Problem to solve:
Only lines with the string "artikelnr" matter here; gather them from the material below.

Data rows:
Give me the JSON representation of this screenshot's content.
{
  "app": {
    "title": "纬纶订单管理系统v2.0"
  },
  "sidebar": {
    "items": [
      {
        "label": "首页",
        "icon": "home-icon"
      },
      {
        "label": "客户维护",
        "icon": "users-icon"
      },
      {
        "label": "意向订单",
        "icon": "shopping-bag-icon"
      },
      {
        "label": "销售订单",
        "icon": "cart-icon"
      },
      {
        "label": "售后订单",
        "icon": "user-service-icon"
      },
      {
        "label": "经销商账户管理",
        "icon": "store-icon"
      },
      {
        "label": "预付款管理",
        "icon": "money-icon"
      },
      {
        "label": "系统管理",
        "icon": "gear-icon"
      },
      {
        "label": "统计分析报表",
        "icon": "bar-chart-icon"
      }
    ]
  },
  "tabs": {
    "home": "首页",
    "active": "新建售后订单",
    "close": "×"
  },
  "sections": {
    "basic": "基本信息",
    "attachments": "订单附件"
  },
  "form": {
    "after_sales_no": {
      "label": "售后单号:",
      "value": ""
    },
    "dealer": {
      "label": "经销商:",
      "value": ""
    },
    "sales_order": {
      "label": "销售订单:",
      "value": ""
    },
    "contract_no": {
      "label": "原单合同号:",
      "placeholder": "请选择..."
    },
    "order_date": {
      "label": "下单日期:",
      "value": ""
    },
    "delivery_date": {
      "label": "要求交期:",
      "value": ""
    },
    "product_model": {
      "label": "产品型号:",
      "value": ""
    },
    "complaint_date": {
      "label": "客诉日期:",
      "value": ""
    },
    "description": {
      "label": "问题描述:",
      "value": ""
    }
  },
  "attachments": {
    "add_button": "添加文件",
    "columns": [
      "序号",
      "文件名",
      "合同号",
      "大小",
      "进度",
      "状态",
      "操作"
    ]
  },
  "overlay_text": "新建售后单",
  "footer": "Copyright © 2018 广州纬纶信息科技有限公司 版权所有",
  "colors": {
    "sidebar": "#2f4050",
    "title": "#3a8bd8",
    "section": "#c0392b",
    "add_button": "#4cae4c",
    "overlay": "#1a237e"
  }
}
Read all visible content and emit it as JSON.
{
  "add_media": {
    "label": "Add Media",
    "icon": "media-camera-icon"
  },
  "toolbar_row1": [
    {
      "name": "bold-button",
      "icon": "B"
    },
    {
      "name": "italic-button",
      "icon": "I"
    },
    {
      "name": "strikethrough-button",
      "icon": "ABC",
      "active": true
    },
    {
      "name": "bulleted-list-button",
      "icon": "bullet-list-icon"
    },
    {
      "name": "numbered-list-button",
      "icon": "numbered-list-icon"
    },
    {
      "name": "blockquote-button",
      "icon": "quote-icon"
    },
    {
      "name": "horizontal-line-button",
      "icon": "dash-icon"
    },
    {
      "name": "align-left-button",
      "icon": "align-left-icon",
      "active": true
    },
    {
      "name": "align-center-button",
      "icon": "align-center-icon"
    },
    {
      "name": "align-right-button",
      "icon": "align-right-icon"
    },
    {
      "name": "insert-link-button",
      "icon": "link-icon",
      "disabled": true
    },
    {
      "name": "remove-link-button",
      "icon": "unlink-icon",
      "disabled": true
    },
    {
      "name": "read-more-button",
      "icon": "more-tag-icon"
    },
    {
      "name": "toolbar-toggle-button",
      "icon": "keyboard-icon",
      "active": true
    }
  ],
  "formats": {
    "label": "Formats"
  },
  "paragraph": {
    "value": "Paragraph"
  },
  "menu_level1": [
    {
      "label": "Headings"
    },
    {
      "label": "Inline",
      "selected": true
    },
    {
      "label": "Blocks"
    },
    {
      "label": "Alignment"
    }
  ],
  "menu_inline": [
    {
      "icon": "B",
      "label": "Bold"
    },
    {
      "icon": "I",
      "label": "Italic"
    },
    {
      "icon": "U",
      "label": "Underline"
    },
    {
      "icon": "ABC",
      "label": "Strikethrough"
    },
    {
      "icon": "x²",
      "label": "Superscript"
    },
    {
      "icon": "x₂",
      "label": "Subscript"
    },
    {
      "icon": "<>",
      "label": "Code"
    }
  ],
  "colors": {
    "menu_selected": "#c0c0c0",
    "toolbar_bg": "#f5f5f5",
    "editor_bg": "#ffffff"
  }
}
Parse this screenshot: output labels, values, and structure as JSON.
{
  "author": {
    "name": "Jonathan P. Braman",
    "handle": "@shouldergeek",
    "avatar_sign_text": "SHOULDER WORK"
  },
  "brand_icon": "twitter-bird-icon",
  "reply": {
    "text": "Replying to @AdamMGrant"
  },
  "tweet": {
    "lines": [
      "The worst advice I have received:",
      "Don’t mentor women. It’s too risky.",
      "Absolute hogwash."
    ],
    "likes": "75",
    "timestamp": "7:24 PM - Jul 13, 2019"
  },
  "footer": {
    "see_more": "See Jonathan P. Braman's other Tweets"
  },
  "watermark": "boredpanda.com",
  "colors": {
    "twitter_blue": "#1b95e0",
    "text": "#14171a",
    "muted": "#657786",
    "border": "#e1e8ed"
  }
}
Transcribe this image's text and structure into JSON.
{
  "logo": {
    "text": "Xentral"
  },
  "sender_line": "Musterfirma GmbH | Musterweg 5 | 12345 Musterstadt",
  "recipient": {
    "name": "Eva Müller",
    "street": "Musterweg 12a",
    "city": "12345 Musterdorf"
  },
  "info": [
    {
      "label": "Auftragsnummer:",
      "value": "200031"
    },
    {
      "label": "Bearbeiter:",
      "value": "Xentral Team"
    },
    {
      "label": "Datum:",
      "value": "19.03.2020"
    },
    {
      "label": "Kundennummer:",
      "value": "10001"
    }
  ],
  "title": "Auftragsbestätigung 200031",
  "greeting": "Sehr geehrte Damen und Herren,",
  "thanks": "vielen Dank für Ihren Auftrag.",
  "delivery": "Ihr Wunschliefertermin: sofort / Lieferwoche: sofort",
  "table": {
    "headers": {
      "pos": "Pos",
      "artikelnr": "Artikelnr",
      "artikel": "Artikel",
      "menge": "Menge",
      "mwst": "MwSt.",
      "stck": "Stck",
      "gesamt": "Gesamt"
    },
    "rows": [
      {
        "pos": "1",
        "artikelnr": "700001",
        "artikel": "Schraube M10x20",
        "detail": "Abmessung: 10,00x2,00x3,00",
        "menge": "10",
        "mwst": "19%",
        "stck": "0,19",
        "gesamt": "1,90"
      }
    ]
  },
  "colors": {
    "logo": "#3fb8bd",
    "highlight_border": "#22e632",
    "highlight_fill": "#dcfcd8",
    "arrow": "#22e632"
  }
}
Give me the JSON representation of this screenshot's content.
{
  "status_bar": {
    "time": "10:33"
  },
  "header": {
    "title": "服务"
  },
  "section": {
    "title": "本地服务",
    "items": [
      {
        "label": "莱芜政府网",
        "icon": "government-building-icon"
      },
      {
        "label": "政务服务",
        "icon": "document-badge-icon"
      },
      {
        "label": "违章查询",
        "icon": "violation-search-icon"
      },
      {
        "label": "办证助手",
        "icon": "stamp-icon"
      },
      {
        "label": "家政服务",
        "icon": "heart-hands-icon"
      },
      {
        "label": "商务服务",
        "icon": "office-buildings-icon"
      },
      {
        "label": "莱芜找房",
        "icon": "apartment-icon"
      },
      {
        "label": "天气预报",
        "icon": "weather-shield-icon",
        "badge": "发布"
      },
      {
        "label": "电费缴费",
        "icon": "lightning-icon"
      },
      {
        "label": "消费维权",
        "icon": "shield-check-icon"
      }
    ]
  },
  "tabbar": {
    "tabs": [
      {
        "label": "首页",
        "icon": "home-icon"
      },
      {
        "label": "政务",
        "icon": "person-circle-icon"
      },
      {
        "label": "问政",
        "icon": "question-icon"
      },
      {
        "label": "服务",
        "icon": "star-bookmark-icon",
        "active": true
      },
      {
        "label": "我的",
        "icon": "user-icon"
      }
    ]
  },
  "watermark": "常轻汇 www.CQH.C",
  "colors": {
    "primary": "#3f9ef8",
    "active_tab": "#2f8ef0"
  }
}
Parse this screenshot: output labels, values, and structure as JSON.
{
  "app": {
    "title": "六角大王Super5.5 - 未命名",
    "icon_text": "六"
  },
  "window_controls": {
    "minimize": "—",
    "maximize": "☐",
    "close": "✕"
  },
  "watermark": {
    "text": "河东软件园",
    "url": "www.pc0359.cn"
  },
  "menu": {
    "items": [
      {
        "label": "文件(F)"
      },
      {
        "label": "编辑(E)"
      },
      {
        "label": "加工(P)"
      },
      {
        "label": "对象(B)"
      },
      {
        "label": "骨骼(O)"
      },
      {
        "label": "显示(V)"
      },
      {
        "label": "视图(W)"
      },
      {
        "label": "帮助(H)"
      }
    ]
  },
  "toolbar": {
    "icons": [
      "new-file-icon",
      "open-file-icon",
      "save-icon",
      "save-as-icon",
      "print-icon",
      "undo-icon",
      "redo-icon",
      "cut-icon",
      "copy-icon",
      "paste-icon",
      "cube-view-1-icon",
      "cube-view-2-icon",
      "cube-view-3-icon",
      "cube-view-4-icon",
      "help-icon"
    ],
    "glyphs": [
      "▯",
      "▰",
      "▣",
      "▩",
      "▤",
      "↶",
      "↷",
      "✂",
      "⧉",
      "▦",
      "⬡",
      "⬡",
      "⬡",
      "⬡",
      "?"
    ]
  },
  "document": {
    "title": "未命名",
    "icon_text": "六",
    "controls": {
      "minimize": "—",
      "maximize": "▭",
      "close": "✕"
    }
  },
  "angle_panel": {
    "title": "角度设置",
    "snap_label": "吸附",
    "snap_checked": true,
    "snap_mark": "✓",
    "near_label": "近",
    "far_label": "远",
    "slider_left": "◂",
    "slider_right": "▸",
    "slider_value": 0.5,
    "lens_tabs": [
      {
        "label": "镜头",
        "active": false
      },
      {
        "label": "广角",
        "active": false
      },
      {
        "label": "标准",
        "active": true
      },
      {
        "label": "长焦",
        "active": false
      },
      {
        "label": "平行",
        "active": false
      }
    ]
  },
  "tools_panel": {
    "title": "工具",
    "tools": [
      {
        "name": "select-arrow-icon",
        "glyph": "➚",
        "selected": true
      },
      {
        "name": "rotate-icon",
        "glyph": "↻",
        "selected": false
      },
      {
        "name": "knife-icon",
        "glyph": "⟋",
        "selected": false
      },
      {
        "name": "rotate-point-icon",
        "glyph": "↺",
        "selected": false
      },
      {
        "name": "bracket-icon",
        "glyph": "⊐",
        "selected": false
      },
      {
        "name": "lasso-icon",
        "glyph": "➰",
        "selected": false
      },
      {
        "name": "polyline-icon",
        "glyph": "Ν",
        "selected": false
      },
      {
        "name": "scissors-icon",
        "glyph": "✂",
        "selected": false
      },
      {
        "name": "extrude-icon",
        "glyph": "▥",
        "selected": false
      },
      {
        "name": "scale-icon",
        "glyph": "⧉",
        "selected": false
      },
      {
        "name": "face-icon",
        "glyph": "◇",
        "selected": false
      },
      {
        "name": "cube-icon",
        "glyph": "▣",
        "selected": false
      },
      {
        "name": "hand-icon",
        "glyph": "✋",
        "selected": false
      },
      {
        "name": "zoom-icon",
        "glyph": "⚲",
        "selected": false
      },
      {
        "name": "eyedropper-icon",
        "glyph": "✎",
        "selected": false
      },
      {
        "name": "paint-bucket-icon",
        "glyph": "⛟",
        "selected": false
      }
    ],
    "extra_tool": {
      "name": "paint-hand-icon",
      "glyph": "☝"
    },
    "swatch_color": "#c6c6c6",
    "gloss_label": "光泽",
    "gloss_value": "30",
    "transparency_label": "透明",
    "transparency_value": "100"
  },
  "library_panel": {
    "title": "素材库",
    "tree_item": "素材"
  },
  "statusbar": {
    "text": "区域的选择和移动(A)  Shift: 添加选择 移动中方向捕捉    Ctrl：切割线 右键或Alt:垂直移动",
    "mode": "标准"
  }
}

Result for this exercise:
      "artikelnr": "Artikelnr",
        "artikelnr": "700001",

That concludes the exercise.